- MATERIAL PROVIDED
========================

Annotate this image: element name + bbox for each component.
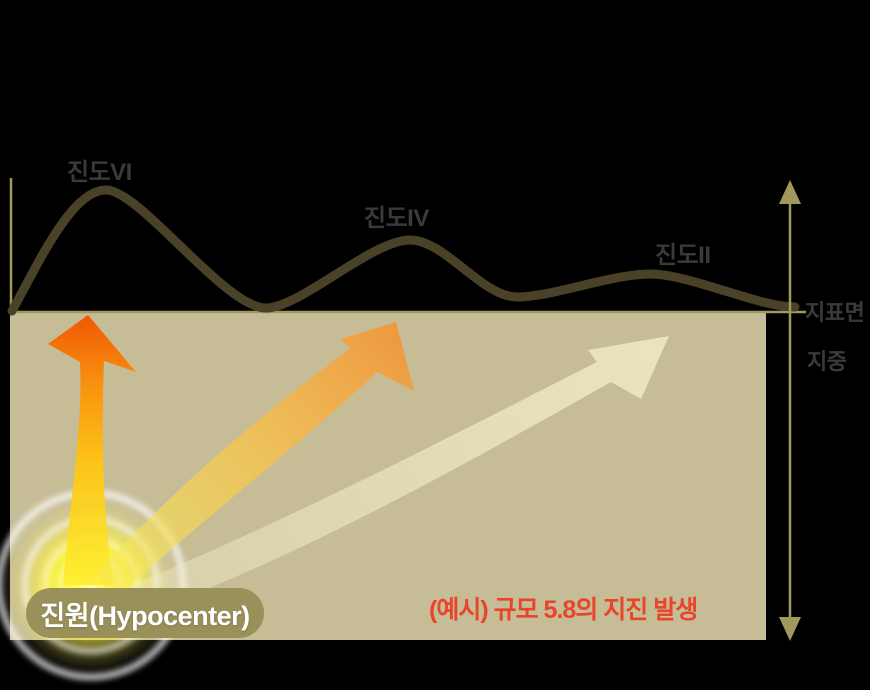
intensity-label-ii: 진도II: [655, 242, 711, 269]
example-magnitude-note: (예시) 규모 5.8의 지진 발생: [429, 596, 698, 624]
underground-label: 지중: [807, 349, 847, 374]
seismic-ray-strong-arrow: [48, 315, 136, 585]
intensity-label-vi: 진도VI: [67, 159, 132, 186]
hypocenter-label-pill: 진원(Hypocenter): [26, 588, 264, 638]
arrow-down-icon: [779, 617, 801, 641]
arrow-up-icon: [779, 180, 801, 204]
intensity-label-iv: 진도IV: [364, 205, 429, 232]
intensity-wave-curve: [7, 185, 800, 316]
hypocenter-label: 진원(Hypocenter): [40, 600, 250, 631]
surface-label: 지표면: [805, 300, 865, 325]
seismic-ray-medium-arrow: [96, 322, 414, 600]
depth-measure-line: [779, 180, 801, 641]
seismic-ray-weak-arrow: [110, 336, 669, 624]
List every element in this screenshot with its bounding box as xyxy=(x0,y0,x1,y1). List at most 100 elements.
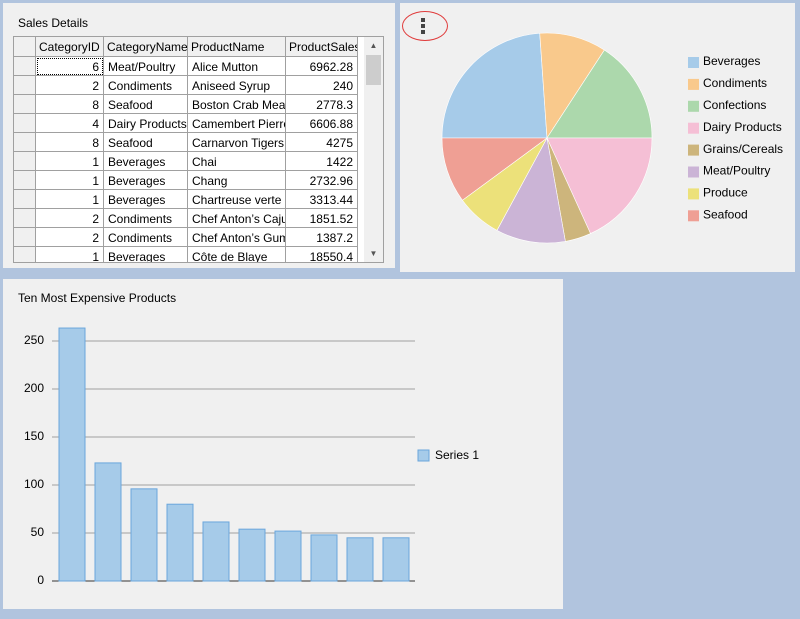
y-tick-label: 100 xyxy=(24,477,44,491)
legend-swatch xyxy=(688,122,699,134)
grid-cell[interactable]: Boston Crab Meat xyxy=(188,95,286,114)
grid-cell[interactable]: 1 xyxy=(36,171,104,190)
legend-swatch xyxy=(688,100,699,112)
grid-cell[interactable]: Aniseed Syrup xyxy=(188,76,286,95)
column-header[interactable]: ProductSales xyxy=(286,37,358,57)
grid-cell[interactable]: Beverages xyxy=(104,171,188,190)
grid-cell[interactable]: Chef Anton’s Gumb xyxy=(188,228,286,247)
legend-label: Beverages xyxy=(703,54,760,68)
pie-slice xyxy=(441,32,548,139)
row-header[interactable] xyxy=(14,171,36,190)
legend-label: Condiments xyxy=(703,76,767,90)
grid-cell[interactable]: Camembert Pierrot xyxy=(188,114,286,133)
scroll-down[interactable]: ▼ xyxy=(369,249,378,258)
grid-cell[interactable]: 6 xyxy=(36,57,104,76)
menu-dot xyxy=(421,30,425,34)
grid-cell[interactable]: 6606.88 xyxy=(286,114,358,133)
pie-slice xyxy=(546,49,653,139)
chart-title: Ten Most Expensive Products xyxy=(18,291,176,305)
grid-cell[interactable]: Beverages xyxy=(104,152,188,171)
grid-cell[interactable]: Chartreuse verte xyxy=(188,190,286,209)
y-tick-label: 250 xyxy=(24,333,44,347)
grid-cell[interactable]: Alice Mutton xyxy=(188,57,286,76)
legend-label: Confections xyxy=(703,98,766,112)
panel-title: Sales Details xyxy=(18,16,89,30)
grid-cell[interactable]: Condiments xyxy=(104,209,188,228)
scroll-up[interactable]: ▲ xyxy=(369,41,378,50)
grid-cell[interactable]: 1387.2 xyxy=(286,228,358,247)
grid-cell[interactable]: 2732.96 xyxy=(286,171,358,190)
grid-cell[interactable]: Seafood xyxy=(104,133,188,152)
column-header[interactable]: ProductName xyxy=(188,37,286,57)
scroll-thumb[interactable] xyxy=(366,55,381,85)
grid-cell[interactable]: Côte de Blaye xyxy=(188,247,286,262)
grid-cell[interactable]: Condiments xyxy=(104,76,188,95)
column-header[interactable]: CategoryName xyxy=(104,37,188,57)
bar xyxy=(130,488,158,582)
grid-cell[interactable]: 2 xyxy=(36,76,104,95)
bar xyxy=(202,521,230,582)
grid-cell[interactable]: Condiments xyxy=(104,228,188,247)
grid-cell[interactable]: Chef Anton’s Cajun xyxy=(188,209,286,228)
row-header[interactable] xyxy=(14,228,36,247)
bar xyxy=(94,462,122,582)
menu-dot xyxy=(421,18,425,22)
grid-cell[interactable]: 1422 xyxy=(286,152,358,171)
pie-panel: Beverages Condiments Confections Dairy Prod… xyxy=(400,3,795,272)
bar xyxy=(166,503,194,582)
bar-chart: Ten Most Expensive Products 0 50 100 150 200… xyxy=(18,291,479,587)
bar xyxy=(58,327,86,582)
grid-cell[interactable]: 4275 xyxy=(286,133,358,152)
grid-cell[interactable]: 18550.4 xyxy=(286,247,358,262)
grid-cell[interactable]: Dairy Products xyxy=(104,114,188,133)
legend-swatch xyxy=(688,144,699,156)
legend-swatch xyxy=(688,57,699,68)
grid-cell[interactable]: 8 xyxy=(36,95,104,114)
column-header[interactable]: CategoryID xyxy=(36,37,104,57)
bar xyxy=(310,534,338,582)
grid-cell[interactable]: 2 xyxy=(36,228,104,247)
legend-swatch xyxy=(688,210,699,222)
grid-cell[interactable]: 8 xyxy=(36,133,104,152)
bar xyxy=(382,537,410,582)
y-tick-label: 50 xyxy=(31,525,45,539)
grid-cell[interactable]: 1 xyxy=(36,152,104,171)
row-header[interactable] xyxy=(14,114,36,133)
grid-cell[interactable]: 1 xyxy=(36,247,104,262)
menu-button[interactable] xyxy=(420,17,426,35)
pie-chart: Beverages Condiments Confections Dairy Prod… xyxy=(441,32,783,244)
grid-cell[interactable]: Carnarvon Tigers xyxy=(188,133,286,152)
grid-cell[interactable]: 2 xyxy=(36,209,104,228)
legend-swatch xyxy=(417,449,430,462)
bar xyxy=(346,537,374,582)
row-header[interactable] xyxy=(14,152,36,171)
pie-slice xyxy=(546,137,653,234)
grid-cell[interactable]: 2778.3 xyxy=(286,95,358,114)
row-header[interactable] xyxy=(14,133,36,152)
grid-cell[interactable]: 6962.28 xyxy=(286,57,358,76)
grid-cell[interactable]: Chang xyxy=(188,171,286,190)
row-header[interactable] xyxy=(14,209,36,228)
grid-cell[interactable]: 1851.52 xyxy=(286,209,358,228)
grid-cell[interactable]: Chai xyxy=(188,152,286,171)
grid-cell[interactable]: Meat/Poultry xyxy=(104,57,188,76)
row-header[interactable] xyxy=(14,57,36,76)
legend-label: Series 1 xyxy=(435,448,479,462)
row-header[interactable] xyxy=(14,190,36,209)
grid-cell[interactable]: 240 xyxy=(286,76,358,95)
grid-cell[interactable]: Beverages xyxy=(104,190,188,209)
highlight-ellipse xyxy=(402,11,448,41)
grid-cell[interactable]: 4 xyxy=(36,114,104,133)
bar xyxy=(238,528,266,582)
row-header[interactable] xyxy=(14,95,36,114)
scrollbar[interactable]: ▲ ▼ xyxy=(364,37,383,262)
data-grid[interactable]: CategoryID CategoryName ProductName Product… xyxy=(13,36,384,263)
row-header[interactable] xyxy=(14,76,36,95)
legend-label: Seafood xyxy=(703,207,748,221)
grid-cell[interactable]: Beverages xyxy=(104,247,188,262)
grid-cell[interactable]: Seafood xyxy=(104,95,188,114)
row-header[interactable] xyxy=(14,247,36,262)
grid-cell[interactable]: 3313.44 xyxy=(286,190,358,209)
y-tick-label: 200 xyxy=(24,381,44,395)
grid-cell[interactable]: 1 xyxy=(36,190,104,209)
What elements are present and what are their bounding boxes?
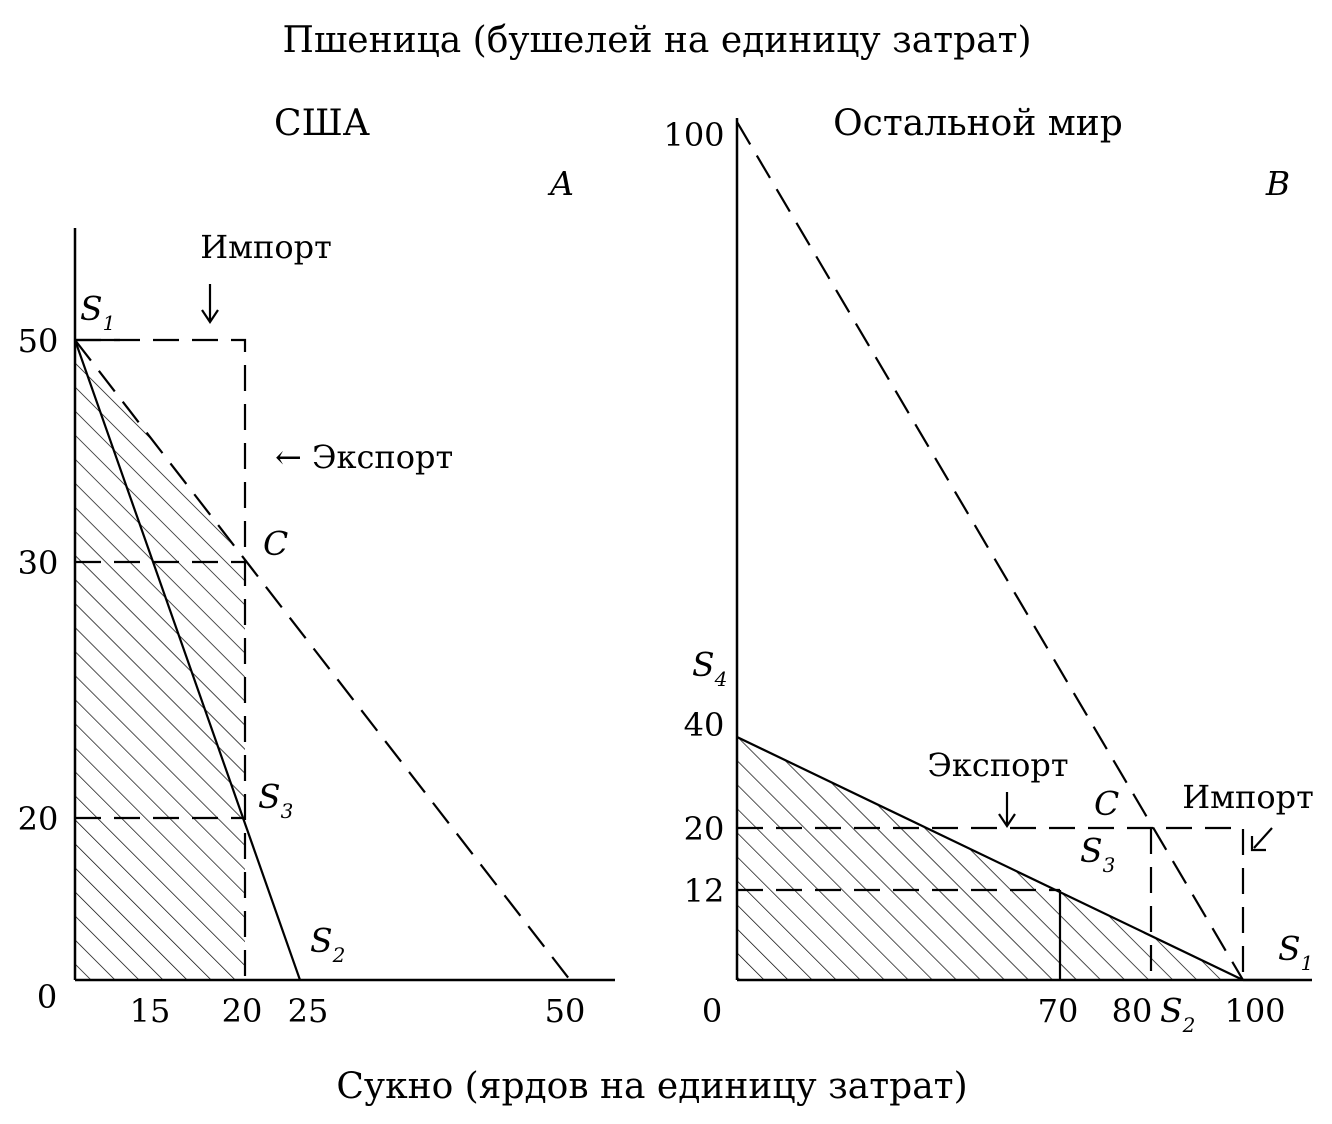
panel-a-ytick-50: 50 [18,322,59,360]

========================

- SET PROBLEM
Put every line of the items above into a numbered list, skipping blank lines and leaving out the pictures.

- TASK SOLUTION
1. Annotate this image: element name + bbox for each component.
2. intensity-label-ii: 진도II: [655, 242, 711, 269]
3. example-magnitude-note: (예시) 규모 5.8의 지진 발생: [429, 596, 698, 624]
4. underground-label: 지중: [807, 349, 847, 374]
5. seismic-ray-strong-arrow: [48, 315, 136, 585]
6. intensity-label-vi: 진도VI: [67, 159, 132, 186]
7. hypocenter-label-pill: 진원(Hypocenter): [26, 588, 264, 638]
8. arrow-down-icon: [779, 617, 801, 641]
9. arrow-up-icon: [779, 180, 801, 204]
10. intensity-label-iv: 진도IV: [364, 205, 429, 232]
11. intensity-wave-curve: [7, 185, 800, 316]
12. hypocenter-label: 진원(Hypocenter): [40, 600, 250, 631]
13. surface-label: 지표면: [805, 300, 865, 325]
14. seismic-ray-medium-arrow: [96, 322, 414, 600]
15. depth-measure-line: [779, 180, 801, 641]
16. seismic-ray-weak-arrow: [110, 336, 669, 624]
17. List every element in this screenshot with its bounding box as xyxy=(x0,y0,x1,y1). List at most 100 elements.
18. y-tick-label: 100 xyxy=(24,477,44,491)
19. legend-swatch xyxy=(688,122,699,134)
20. grid-cell[interactable]: Boston Crab Meat xyxy=(188,95,286,114)
21. grid-cell[interactable]: 1 xyxy=(36,171,104,190)
22. legend-swatch xyxy=(688,100,699,112)
23. grid-cell[interactable]: Aniseed Syrup xyxy=(188,76,286,95)
24. column-header[interactable]: ProductSales xyxy=(286,37,358,57)
25. grid-cell[interactable]: Beverages xyxy=(104,171,188,190)
26. grid-cell[interactable]: Chef Anton’s Gumb xyxy=(188,228,286,247)
27. legend-label: Beverages xyxy=(703,54,760,68)
28. pie-slice xyxy=(441,32,548,139)
29. row-header[interactable] xyxy=(14,171,36,190)
30. legend-label: Condiments xyxy=(703,76,767,90)
31. grid-cell[interactable]: Camembert Pierrot xyxy=(188,114,286,133)
32. scroll-down[interactable]: ▼ xyxy=(369,249,378,258)
33. grid-cell[interactable]: 6 xyxy=(36,57,104,76)
34. menu-dot xyxy=(421,30,425,34)
35. grid-cell[interactable]: 6606.88 xyxy=(286,114,358,133)
36. pie-slice xyxy=(546,49,653,139)
37. chart-title: Ten Most Expensive Products xyxy=(18,291,176,305)
38. grid-cell[interactable]: Beverages xyxy=(104,152,188,171)
39. grid-cell[interactable]: Chartreuse verte xyxy=(188,190,286,209)
40. y-tick-label: 250 xyxy=(24,333,44,347)
41. grid-cell[interactable]: Alice Mutton xyxy=(188,57,286,76)
42. legend-label: Confections xyxy=(703,98,766,112)
43. panel-title: Sales Details xyxy=(18,16,89,30)
44. grid-cell[interactable]: Condiments xyxy=(104,209,188,228)
45. scroll-up[interactable]: ▲ xyxy=(369,41,378,50)
46. grid-cell[interactable]: 1387.2 xyxy=(286,228,358,247)
47. grid-cell[interactable]: 2732.96 xyxy=(286,171,358,190)
48. grid-cell[interactable]: Seafood xyxy=(104,133,188,152)
49. column-header[interactable]: ProductName xyxy=(188,37,286,57)
50. scroll-thumb[interactable] xyxy=(366,55,381,85)
51. grid-cell[interactable]: Côte de Blaye xyxy=(188,247,286,262)
52. grid-cell[interactable]: Condiments xyxy=(104,76,188,95)
53. column-header[interactable]: CategoryName xyxy=(104,37,188,57)
54. bar xyxy=(130,488,158,582)
55. grid-cell[interactable]: 2 xyxy=(36,76,104,95)
56. bar xyxy=(202,521,230,582)
57. grid-cell[interactable]: Condiments xyxy=(104,228,188,247)
58. grid-cell[interactable]: Chef Anton’s Cajun xyxy=(188,209,286,228)
59. row-header[interactable] xyxy=(14,228,36,247)
60. bar xyxy=(94,462,122,582)
61. menu-dot xyxy=(421,18,425,22)
62. grid-cell[interactable]: 1422 xyxy=(286,152,358,171)
63. pie-panel: Beverages Condiments Confections Dairy Prod… xyxy=(400,3,795,272)
64. bar xyxy=(166,503,194,582)
65. bar-chart: Ten Most Expensive Products 0 50 100 150 200… xyxy=(18,291,479,587)
66. bar xyxy=(58,327,86,582)
67. grid-cell[interactable]: 4275 xyxy=(286,133,358,152)
68. grid-cell[interactable]: 18550.4 xyxy=(286,247,358,262)
69. grid-cell[interactable]: Dairy Products xyxy=(104,114,188,133)
70. legend-swatch xyxy=(688,144,699,156)
71. legend-swatch xyxy=(688,57,699,68)
72. grid-cell[interactable]: 8 xyxy=(36,95,104,114)
73. column-header[interactable]: CategoryID xyxy=(36,37,104,57)
74. bar xyxy=(310,534,338,582)
75. grid-cell[interactable]: 2 xyxy=(36,228,104,247)
76. legend-swatch xyxy=(688,210,699,222)
77. grid-cell[interactable]: 8 xyxy=(36,133,104,152)
78. bar xyxy=(382,537,410,582)
79. y-tick-label: 50 xyxy=(31,525,45,539)
80. grid-cell[interactable]: 1 xyxy=(36,152,104,171)
81. row-header[interactable] xyxy=(14,114,36,133)
82. grid-cell[interactable]: 1 xyxy=(36,247,104,262)
83. menu-button[interactable] xyxy=(420,17,426,35)
84. pie-chart: Beverages Condiments Confections Dairy Prod… xyxy=(441,32,783,244)
85. grid-cell[interactable]: Carnarvon Tigers xyxy=(188,133,286,152)
86. grid-cell[interactable]: 2 xyxy=(36,209,104,228)
87. legend-swatch xyxy=(417,449,430,462)
88. bar xyxy=(346,537,374,582)
89. row-header[interactable] xyxy=(14,152,36,171)
90. pie-slice xyxy=(546,137,653,234)
91. grid-cell[interactable]: 2778.3 xyxy=(286,95,358,114)
92. row-header[interactable] xyxy=(14,133,36,152)
93. grid-cell[interactable]: 6962.28 xyxy=(286,57,358,76)
94. grid-cell[interactable]: Chang xyxy=(188,171,286,190)
95. row-header[interactable] xyxy=(14,209,36,228)
96. grid-cell[interactable]: 1851.52 xyxy=(286,209,358,228)
97. grid-cell[interactable]: Chai xyxy=(188,152,286,171)
98. grid-cell[interactable]: Meat/Poultry xyxy=(104,57,188,76)
99. row-header[interactable] xyxy=(14,57,36,76)
100. legend-label: Series 1 xyxy=(435,448,479,462)
101. row-header[interactable] xyxy=(14,190,36,209)
102. grid-cell[interactable]: 240 xyxy=(286,76,358,95)
103. grid-cell[interactable]: Beverages xyxy=(104,190,188,209)
104. highlight-ellipse xyxy=(402,11,448,41)
105. grid-cell[interactable]: 4 xyxy=(36,114,104,133)
106. bar xyxy=(238,528,266,582)
107. row-header[interactable] xyxy=(14,95,36,114)
108. scrollbar[interactable]: ▲ ▼ xyxy=(364,37,383,262)
109. data-grid[interactable]: CategoryID CategoryName ProductName Product… xyxy=(13,36,384,263)
110. row-header[interactable] xyxy=(14,76,36,95)
111. legend-label: Seafood xyxy=(703,207,748,221)
112. grid-cell[interactable]: Beverages xyxy=(104,247,188,262)
113. grid-cell[interactable]: Seafood xyxy=(104,95,188,114)
114. row-header[interactable] xyxy=(14,247,36,262)
115. grid-cell[interactable]: 3313.44 xyxy=(286,190,358,209)
116. y-tick-label: 200 xyxy=(24,381,44,395)
117. grid-cell[interactable]: 1 xyxy=(36,190,104,209)
118. What elements are present and what are their bounding boxes?
119. panel-a-ytick-50: 50 [18,322,59,360]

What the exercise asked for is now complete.